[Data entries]
Begin
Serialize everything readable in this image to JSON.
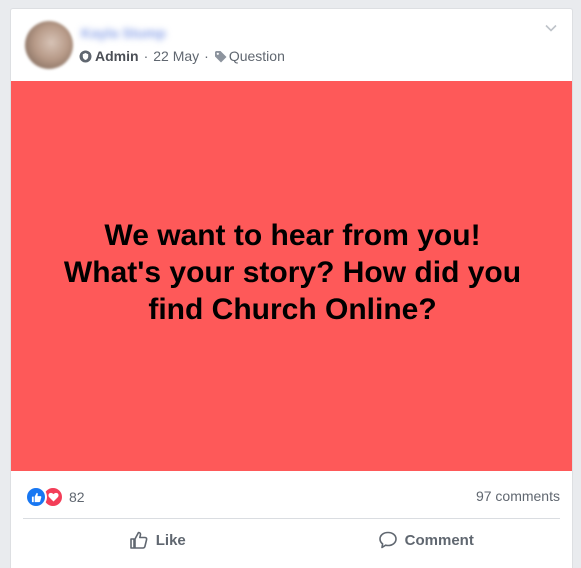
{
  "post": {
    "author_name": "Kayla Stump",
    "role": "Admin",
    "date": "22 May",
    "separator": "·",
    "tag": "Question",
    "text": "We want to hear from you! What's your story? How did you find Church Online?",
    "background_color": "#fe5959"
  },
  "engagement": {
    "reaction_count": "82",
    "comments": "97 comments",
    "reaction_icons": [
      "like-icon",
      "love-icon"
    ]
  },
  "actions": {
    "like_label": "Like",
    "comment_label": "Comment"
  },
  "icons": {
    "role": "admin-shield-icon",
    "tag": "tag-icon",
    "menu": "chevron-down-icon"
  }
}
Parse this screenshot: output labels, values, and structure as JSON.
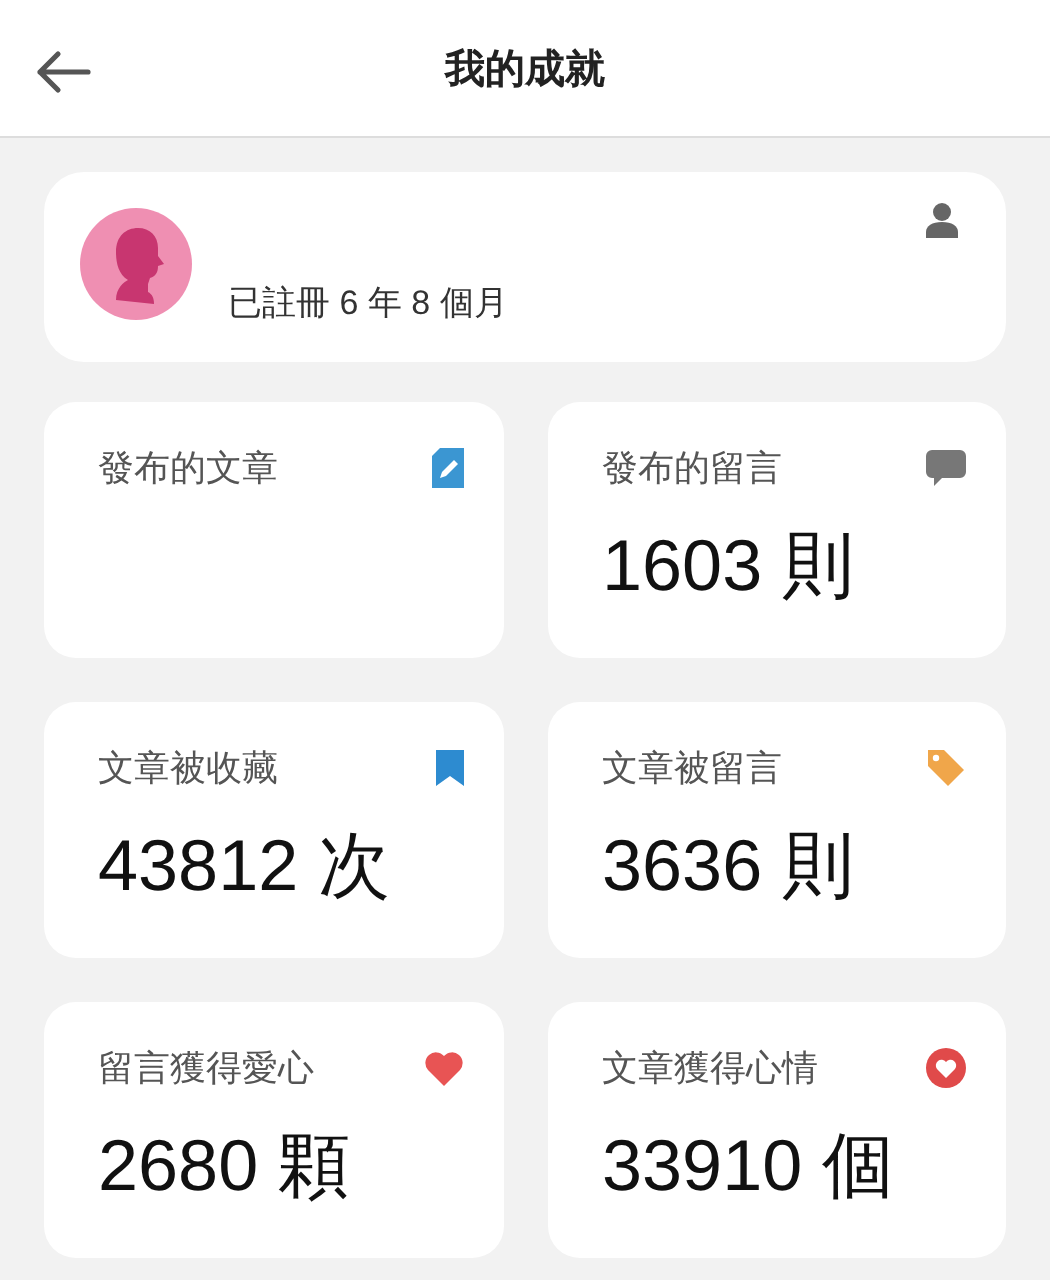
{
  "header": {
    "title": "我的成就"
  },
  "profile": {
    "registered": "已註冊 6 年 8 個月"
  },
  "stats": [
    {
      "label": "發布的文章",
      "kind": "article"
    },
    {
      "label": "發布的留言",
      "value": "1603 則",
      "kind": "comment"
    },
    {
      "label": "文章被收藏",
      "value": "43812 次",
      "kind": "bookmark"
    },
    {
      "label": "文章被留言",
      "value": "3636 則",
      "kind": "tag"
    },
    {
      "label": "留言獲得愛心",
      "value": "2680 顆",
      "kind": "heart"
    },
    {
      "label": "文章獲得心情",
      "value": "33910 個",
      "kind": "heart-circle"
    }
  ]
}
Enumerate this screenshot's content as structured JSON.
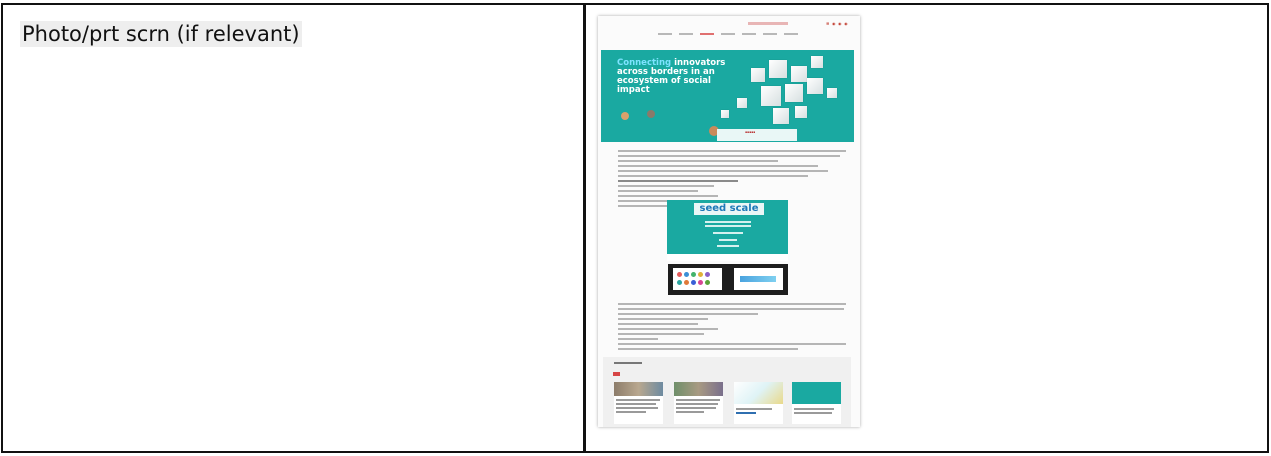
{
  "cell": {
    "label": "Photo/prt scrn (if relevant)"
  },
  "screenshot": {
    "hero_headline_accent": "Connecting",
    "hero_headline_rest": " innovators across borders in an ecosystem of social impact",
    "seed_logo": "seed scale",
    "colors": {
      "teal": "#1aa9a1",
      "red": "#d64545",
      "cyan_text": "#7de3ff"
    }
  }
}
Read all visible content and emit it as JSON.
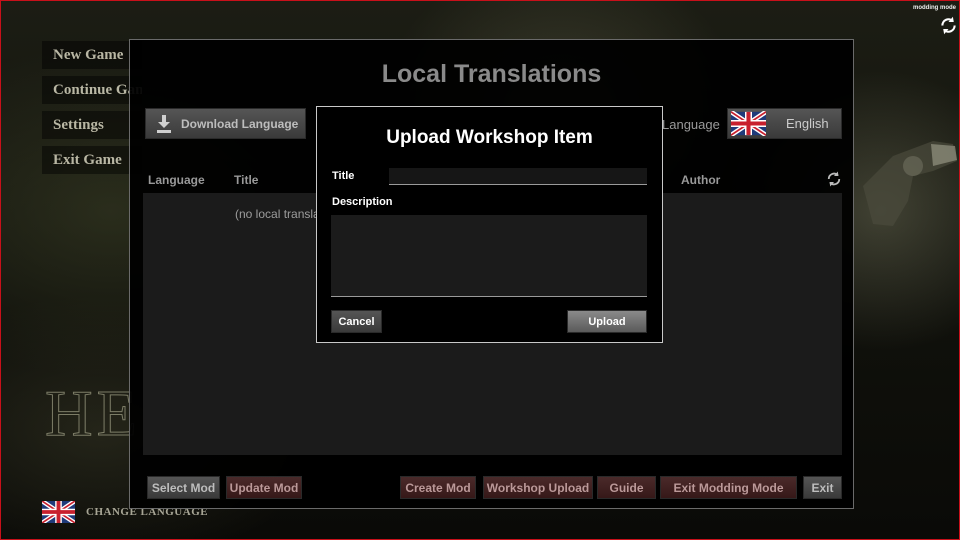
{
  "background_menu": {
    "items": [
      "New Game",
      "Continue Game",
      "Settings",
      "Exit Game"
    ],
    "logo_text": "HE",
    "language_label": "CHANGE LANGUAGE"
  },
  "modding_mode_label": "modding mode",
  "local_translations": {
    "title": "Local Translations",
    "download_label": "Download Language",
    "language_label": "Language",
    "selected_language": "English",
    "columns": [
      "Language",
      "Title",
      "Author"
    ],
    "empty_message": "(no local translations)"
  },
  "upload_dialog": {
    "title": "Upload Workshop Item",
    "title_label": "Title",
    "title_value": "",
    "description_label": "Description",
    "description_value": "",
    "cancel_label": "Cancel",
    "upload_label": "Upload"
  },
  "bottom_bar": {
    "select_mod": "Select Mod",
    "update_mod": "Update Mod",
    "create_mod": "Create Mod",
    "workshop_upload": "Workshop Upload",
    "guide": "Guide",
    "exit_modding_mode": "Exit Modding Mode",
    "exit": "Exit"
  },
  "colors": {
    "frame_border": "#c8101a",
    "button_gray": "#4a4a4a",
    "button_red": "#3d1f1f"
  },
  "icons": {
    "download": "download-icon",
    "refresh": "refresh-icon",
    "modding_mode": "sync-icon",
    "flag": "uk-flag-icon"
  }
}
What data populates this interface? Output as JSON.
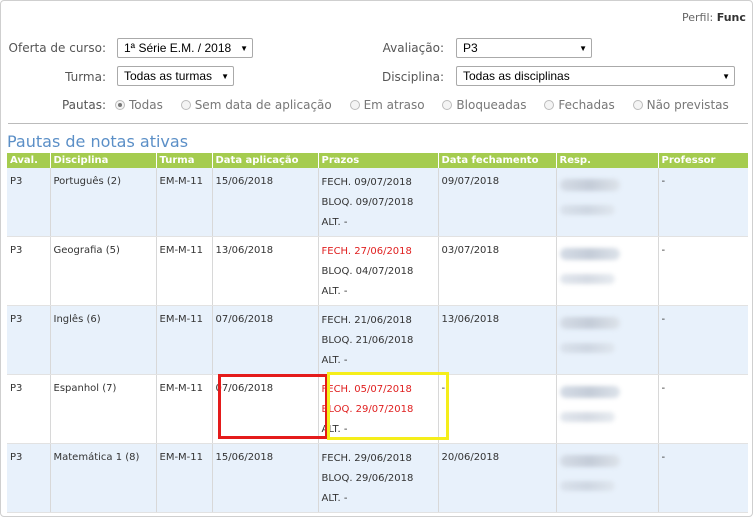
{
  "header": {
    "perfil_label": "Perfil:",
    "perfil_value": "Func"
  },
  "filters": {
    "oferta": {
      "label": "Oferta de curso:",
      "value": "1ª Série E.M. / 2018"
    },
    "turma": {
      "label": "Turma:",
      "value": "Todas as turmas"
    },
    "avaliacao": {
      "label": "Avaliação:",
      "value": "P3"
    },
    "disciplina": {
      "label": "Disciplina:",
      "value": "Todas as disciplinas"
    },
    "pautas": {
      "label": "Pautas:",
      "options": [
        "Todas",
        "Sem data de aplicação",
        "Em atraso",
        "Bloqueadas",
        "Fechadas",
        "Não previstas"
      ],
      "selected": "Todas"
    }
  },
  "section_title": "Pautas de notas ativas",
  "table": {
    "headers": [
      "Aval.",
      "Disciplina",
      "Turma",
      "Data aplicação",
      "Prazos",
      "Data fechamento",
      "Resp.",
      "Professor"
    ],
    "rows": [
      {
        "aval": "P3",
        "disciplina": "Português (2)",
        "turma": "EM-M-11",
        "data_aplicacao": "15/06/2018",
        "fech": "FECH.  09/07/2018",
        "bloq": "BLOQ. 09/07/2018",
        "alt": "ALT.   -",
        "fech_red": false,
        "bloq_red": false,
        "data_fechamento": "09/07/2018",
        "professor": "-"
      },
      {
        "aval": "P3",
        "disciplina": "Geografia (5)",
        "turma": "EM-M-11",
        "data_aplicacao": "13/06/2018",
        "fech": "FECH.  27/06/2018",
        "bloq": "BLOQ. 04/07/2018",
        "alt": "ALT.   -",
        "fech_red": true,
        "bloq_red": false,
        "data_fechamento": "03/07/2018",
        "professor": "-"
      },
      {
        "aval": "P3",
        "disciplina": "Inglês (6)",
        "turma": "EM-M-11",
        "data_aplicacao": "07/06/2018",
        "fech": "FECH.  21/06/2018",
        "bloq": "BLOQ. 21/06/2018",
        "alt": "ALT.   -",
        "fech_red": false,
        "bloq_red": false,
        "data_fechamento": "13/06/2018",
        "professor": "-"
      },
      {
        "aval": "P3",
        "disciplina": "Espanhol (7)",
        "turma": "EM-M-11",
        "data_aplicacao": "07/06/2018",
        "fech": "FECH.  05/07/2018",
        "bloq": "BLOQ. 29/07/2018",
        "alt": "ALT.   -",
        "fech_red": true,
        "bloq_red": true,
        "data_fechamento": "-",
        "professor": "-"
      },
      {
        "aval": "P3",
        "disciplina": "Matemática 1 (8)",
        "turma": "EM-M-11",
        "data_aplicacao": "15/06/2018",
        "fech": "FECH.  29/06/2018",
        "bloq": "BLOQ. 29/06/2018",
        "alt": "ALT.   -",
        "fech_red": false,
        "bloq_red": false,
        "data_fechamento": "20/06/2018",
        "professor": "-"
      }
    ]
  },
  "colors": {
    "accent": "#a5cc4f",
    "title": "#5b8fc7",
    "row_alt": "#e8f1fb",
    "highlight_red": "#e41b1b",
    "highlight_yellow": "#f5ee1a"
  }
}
End
Write out the full set of lines verbatim, without the pictures.

**Answer:**
Serialize everything readable in this image to JSON.
{
  "post": {
    "author_name": "Kayla Stump",
    "role": "Admin",
    "date": "22 May",
    "separator": "·",
    "tag": "Question",
    "text": "We want to hear from you! What's your story? How did you find Church Online?",
    "background_color": "#fe5959"
  },
  "engagement": {
    "reaction_count": "82",
    "comments": "97 comments",
    "reaction_icons": [
      "like-icon",
      "love-icon"
    ]
  },
  "actions": {
    "like_label": "Like",
    "comment_label": "Comment"
  },
  "icons": {
    "role": "admin-shield-icon",
    "tag": "tag-icon",
    "menu": "chevron-down-icon"
  }
}
Parse this screenshot: output labels, values, and structure as JSON.
{
  "header": {
    "title": "我的成就"
  },
  "profile": {
    "registered": "已註冊 6 年 8 個月"
  },
  "stats": [
    {
      "label": "發布的文章",
      "kind": "article"
    },
    {
      "label": "發布的留言",
      "value": "1603 則",
      "kind": "comment"
    },
    {
      "label": "文章被收藏",
      "value": "43812 次",
      "kind": "bookmark"
    },
    {
      "label": "文章被留言",
      "value": "3636 則",
      "kind": "tag"
    },
    {
      "label": "留言獲得愛心",
      "value": "2680 顆",
      "kind": "heart"
    },
    {
      "label": "文章獲得心情",
      "value": "33910 個",
      "kind": "heart-circle"
    }
  ]
}
Enumerate this screenshot's content as structured JSON.
{
  "cell": {
    "label": "Photo/prt scrn (if relevant)"
  },
  "screenshot": {
    "hero_headline_accent": "Connecting",
    "hero_headline_rest": " innovators across borders in an ecosystem of social impact",
    "seed_logo": "seed scale",
    "colors": {
      "teal": "#1aa9a1",
      "red": "#d64545",
      "cyan_text": "#7de3ff"
    }
  }
}
Read all visible content and emit it as JSON.
{
  "background_menu": {
    "items": [
      "New Game",
      "Continue Game",
      "Settings",
      "Exit Game"
    ],
    "logo_text": "HE",
    "language_label": "CHANGE LANGUAGE"
  },
  "modding_mode_label": "modding mode",
  "local_translations": {
    "title": "Local Translations",
    "download_label": "Download Language",
    "language_label": "Language",
    "selected_language": "English",
    "columns": [
      "Language",
      "Title",
      "Author"
    ],
    "empty_message": "(no local translations)"
  },
  "upload_dialog": {
    "title": "Upload Workshop Item",
    "title_label": "Title",
    "title_value": "",
    "description_label": "Description",
    "description_value": "",
    "cancel_label": "Cancel",
    "upload_label": "Upload"
  },
  "bottom_bar": {
    "select_mod": "Select Mod",
    "update_mod": "Update Mod",
    "create_mod": "Create Mod",
    "workshop_upload": "Workshop Upload",
    "guide": "Guide",
    "exit_modding_mode": "Exit Modding Mode",
    "exit": "Exit"
  },
  "colors": {
    "frame_border": "#c8101a",
    "button_gray": "#4a4a4a",
    "button_red": "#3d1f1f"
  },
  "icons": {
    "download": "download-icon",
    "refresh": "refresh-icon",
    "modding_mode": "sync-icon",
    "flag": "uk-flag-icon"
  }
}
What data populates this interface? Output as JSON.
{
  "header": {
    "perfil_label": "Perfil:",
    "perfil_value": "Func"
  },
  "filters": {
    "oferta": {
      "label": "Oferta de curso:",
      "value": "1ª Série E.M. / 2018"
    },
    "turma": {
      "label": "Turma:",
      "value": "Todas as turmas"
    },
    "avaliacao": {
      "label": "Avaliação:",
      "value": "P3"
    },
    "disciplina": {
      "label": "Disciplina:",
      "value": "Todas as disciplinas"
    },
    "pautas": {
      "label": "Pautas:",
      "options": [
        "Todas",
        "Sem data de aplicação",
        "Em atraso",
        "Bloqueadas",
        "Fechadas",
        "Não previstas"
      ],
      "selected": "Todas"
    }
  },
  "section_title": "Pautas de notas ativas",
  "table": {
    "headers": [
      "Aval.",
      "Disciplina",
      "Turma",
      "Data aplicação",
      "Prazos",
      "Data fechamento",
      "Resp.",
      "Professor"
    ],
    "rows": [
      {
        "aval": "P3",
        "disciplina": "Português (2)",
        "turma": "EM-M-11",
        "data_aplicacao": "15/06/2018",
        "fech": "FECH.  09/07/2018",
        "bloq": "BLOQ. 09/07/2018",
        "alt": "ALT.   -",
        "fech_red": false,
        "bloq_red": false,
        "data_fechamento": "09/07/2018",
        "professor": "-"
      },
      {
        "aval": "P3",
        "disciplina": "Geografia (5)",
        "turma": "EM-M-11",
        "data_aplicacao": "13/06/2018",
        "fech": "FECH.  27/06/2018",
        "bloq": "BLOQ. 04/07/2018",
        "alt": "ALT.   -",
        "fech_red": true,
        "bloq_red": false,
        "data_fechamento": "03/07/2018",
        "professor": "-"
      },
      {
        "aval": "P3",
        "disciplina": "Inglês (6)",
        "turma": "EM-M-11",
        "data_aplicacao": "07/06/2018",
        "fech": "FECH.  21/06/2018",
        "bloq": "BLOQ. 21/06/2018",
        "alt": "ALT.   -",
        "fech_red": false,
        "bloq_red": false,
        "data_fechamento": "13/06/2018",
        "professor": "-"
      },
      {
        "aval": "P3",
        "disciplina": "Espanhol (7)",
        "turma": "EM-M-11",
        "data_aplicacao": "07/06/2018",
        "fech": "FECH.  05/07/2018",
        "bloq": "BLOQ. 29/07/2018",
        "alt": "ALT.   -",
        "fech_red": true,
        "bloq_red": true,
        "data_fechamento": "-",
        "professor": "-"
      },
      {
        "aval": "P3",
        "disciplina": "Matemática 1 (8)",
        "turma": "EM-M-11",
        "data_aplicacao": "15/06/2018",
        "fech": "FECH.  29/06/2018",
        "bloq": "BLOQ. 29/06/2018",
        "alt": "ALT.   -",
        "fech_red": false,
        "bloq_red": false,
        "data_fechamento": "20/06/2018",
        "professor": "-"
      }
    ]
  },
  "colors": {
    "accent": "#a5cc4f",
    "title": "#5b8fc7",
    "row_alt": "#e8f1fb",
    "highlight_red": "#e41b1b",
    "highlight_yellow": "#f5ee1a"
  }
}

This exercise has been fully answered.